Short problem:
Here are some records; quote them exactly, leaving out the pictures.

━━ Supplied data

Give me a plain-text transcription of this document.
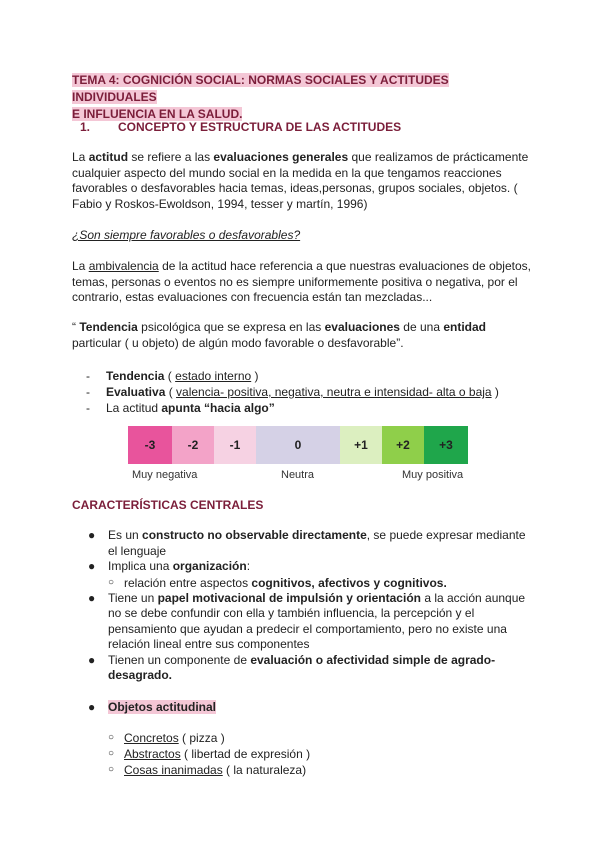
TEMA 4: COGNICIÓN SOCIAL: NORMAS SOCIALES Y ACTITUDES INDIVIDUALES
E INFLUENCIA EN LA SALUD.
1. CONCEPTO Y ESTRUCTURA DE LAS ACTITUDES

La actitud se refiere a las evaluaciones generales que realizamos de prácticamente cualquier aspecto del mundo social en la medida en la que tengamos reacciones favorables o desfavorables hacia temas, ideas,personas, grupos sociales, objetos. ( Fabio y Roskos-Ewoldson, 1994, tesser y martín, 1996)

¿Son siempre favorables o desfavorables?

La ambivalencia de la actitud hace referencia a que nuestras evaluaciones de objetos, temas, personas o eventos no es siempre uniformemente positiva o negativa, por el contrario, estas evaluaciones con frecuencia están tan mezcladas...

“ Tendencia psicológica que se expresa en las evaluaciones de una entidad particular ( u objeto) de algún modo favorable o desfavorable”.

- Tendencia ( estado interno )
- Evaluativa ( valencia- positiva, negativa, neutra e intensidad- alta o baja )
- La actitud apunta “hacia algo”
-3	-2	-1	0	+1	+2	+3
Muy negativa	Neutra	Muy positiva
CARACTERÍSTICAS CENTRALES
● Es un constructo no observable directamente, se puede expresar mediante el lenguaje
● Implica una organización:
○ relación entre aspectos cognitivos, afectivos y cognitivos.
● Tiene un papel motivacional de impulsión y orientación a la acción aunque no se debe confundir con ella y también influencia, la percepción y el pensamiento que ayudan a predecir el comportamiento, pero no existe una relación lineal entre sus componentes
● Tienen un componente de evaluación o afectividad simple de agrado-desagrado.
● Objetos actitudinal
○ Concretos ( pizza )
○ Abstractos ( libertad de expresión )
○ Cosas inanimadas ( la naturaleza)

━━━━

The completed task:
Give me a plain-text transcription of this document.
TEMA 4: COGNICIÓN SOCIAL: NORMAS SOCIALES Y ACTITUDES INDIVIDUALES
E INFLUENCIA EN LA SALUD.
1. CONCEPTO Y ESTRUCTURA DE LAS ACTITUDES

La actitud se refiere a las evaluaciones generales que realizamos de prácticamente cualquier aspecto del mundo social en la medida en la que tengamos reacciones favorables o desfavorables hacia temas, ideas,personas, grupos sociales, objetos. ( Fabio y Roskos-Ewoldson, 1994, tesser y martín, 1996)

¿Son siempre favorables o desfavorables?

La ambivalencia de la actitud hace referencia a que nuestras evaluaciones de objetos, temas, personas o eventos no es siempre uniformemente positiva o negativa, por el contrario, estas evaluaciones con frecuencia están tan mezcladas...

“ Tendencia psicológica que se expresa en las evaluaciones de una entidad particular ( u objeto) de algún modo favorable o desfavorable”.

- Tendencia ( estado interno )
- Evaluativa ( valencia- positiva, negativa, neutra e intensidad- alta o baja )
- La actitud apunta “hacia algo”
-3	-2	-1	0	+1	+2	+3
Muy negativa	Neutra	Muy positiva
CARACTERÍSTICAS CENTRALES
● Es un constructo no observable directamente, se puede expresar mediante el lenguaje
● Implica una organización:
○ relación entre aspectos cognitivos, afectivos y cognitivos.
● Tiene un papel motivacional de impulsión y orientación a la acción aunque no se debe confundir con ella y también influencia, la percepción y el pensamiento que ayudan a predecir el comportamiento, pero no existe una relación lineal entre sus componentes
● Tienen un componente de evaluación o afectividad simple de agrado-desagrado.
● Objetos actitudinal
○ Concretos ( pizza )
○ Abstractos ( libertad de expresión )
○ Cosas inanimadas ( la naturaleza)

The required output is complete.